■ Required task
Only a number is wanted here: the number of lines of the data that include "this".

Structured figure records
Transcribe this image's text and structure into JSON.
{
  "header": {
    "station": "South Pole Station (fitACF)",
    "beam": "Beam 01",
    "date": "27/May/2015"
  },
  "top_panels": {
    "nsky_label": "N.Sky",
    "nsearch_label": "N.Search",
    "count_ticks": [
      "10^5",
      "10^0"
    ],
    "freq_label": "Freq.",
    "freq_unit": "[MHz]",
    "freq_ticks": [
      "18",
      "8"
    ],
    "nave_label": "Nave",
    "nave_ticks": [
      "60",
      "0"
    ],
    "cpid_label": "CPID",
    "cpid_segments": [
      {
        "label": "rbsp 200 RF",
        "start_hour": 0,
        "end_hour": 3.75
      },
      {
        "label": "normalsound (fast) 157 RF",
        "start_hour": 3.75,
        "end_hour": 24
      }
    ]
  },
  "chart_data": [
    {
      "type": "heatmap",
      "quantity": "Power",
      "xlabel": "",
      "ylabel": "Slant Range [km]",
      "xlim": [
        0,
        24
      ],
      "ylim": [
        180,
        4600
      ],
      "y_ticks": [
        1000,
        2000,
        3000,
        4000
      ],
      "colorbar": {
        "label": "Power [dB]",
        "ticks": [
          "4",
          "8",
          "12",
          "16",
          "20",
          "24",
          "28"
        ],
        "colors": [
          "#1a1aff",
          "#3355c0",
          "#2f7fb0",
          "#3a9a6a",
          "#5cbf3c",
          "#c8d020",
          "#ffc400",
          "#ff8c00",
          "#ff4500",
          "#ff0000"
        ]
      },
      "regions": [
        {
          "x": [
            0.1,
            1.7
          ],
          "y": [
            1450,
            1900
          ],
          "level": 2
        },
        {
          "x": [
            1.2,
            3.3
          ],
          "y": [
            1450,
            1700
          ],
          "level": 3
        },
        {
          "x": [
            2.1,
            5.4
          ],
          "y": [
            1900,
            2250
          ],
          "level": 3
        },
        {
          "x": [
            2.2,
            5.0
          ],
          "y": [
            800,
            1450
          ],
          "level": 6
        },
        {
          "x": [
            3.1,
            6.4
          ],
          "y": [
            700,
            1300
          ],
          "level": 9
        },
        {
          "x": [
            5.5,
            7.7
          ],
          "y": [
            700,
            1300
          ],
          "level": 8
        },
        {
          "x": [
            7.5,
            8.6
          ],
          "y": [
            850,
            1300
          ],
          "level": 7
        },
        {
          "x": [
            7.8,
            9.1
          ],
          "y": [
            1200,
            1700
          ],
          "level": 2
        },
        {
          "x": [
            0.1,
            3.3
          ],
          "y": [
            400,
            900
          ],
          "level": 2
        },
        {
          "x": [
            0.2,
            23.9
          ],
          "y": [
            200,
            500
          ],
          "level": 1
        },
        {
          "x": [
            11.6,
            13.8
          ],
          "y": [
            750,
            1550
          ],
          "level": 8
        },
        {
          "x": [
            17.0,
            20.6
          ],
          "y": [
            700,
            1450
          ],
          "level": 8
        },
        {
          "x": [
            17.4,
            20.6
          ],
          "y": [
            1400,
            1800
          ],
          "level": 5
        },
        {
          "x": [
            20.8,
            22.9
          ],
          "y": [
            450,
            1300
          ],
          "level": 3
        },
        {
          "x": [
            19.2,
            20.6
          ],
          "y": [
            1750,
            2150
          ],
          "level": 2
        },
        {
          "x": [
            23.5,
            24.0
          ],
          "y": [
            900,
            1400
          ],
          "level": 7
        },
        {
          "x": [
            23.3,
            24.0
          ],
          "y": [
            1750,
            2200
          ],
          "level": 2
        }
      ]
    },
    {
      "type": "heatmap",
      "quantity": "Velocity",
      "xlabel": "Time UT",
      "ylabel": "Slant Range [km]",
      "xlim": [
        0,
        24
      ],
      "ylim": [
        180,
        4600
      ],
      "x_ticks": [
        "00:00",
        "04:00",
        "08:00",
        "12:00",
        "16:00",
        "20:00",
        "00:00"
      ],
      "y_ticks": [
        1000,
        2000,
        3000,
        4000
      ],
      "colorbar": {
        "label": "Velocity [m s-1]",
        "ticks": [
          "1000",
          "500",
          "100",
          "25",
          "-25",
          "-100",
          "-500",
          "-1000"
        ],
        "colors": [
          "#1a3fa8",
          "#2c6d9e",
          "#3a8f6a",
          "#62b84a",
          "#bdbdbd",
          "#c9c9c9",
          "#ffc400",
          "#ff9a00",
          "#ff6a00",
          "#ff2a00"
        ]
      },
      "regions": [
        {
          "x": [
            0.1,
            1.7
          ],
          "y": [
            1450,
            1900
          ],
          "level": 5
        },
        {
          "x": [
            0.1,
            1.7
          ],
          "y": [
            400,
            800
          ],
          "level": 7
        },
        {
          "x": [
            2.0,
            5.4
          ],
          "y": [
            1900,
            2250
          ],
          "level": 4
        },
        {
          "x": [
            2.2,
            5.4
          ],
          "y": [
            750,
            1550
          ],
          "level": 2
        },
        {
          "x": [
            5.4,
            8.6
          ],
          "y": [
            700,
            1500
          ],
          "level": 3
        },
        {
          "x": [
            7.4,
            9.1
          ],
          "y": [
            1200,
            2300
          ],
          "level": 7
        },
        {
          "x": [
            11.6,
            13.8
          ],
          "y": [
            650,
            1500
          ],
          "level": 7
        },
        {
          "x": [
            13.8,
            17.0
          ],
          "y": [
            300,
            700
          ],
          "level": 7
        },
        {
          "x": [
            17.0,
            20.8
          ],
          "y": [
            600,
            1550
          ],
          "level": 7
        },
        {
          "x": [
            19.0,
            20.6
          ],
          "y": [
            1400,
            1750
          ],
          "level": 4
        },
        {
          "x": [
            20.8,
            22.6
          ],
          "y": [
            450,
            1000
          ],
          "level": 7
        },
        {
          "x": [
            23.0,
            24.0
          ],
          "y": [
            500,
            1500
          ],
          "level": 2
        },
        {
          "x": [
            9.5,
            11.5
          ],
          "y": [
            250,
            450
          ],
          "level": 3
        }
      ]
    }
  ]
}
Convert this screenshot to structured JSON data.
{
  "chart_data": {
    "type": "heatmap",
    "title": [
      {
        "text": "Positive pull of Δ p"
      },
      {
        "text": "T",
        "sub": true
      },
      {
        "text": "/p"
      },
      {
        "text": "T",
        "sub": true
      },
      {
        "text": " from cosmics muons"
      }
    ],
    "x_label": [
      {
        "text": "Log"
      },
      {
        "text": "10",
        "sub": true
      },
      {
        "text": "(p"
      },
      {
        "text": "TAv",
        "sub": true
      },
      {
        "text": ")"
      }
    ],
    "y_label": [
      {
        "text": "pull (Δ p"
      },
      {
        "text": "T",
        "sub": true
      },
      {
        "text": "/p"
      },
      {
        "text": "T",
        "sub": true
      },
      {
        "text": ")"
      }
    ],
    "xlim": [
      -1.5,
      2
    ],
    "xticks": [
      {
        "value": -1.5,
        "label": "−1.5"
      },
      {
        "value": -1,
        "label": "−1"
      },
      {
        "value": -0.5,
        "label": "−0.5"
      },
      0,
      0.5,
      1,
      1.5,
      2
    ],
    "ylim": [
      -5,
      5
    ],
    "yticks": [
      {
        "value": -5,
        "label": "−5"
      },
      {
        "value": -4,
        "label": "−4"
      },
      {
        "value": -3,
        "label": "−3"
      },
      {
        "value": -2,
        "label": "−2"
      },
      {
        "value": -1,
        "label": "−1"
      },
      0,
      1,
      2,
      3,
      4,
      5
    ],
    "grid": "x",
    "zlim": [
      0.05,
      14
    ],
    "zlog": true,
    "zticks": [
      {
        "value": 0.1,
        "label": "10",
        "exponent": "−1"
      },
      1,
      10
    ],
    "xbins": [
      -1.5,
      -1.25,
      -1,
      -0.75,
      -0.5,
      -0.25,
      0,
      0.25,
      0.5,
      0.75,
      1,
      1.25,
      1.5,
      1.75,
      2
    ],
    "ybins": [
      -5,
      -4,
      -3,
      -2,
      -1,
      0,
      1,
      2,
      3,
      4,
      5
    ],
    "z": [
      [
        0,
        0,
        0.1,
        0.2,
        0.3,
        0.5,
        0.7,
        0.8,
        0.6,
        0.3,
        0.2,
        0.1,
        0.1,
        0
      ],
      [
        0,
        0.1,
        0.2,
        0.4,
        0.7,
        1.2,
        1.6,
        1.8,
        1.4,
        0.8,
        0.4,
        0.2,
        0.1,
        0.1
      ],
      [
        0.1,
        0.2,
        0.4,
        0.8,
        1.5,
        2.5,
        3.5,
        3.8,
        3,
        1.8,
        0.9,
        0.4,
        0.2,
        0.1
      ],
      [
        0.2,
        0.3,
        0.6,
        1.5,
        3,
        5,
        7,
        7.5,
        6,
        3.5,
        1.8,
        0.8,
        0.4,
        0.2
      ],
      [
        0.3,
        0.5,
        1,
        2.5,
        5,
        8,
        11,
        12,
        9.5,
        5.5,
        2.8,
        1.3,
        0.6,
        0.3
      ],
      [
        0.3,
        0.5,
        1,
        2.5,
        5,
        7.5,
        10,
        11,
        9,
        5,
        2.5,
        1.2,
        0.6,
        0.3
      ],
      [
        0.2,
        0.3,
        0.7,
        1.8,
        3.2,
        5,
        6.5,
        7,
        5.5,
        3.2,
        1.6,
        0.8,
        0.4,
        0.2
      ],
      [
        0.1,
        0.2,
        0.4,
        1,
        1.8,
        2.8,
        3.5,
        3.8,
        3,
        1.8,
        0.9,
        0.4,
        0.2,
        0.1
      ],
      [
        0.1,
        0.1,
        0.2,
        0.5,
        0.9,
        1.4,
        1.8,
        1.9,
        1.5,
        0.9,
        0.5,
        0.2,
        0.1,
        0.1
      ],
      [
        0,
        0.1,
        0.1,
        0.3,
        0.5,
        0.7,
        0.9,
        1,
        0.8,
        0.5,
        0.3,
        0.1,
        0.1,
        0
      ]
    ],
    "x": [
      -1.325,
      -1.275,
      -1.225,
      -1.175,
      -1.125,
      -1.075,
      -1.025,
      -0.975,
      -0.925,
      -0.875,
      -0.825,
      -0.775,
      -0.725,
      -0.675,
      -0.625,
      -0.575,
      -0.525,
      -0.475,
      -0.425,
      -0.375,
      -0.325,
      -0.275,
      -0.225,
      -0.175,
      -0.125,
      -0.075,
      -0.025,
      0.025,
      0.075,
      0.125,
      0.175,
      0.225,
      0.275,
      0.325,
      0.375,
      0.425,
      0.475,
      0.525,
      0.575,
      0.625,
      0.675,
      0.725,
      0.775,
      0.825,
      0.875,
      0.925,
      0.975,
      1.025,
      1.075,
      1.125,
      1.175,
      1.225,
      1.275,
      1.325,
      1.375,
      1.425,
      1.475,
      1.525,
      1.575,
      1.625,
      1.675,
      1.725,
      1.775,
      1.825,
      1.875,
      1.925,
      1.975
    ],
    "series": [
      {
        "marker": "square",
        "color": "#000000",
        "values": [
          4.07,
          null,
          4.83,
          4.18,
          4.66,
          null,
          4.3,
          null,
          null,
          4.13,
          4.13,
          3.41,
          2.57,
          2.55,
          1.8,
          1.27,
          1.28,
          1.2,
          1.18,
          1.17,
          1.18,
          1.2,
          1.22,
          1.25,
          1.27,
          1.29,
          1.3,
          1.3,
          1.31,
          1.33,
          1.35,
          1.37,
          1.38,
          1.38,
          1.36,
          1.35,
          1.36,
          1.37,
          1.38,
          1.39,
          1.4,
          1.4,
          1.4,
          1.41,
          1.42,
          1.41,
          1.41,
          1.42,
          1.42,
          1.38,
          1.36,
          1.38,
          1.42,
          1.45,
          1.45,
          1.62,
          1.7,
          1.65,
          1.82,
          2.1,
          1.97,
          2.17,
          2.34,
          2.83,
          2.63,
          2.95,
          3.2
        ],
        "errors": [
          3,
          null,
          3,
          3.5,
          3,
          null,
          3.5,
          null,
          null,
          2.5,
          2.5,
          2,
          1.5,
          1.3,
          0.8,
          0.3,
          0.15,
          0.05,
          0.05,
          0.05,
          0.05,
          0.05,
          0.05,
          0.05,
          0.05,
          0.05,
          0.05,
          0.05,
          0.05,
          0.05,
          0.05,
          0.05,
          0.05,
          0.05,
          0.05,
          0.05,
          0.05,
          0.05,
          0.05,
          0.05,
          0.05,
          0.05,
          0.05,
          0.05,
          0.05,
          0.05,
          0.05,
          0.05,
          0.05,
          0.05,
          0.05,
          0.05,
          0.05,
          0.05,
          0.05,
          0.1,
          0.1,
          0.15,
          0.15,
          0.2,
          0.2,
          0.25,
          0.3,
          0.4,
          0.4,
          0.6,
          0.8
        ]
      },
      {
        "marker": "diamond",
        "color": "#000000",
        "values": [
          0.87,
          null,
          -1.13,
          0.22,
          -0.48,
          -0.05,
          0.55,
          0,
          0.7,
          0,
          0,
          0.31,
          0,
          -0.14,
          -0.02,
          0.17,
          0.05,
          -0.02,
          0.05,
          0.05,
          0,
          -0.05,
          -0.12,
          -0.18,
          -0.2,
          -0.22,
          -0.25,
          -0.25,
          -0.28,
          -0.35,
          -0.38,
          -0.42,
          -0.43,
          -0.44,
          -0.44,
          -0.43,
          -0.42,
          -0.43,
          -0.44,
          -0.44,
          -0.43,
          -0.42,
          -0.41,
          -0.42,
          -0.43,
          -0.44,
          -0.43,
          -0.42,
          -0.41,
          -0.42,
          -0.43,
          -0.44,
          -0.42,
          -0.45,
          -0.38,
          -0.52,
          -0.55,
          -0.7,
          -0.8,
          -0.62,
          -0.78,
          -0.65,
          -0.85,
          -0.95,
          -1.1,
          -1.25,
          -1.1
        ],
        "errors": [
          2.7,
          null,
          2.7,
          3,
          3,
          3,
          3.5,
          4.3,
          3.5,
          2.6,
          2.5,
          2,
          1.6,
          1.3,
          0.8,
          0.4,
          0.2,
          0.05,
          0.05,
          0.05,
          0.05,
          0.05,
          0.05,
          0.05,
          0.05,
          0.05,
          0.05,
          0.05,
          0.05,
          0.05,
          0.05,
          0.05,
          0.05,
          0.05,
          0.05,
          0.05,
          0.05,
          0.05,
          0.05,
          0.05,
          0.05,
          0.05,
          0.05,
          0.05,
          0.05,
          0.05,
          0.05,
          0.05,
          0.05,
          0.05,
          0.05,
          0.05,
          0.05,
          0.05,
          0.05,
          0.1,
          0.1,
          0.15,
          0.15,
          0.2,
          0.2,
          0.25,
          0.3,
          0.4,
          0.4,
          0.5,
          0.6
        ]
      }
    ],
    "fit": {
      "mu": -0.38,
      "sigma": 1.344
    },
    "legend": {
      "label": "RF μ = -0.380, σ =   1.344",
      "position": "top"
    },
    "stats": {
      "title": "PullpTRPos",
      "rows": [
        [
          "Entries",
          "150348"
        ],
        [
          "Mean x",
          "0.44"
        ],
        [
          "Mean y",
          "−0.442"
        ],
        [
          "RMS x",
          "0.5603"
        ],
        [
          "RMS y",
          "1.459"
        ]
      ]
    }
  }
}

■ Response
2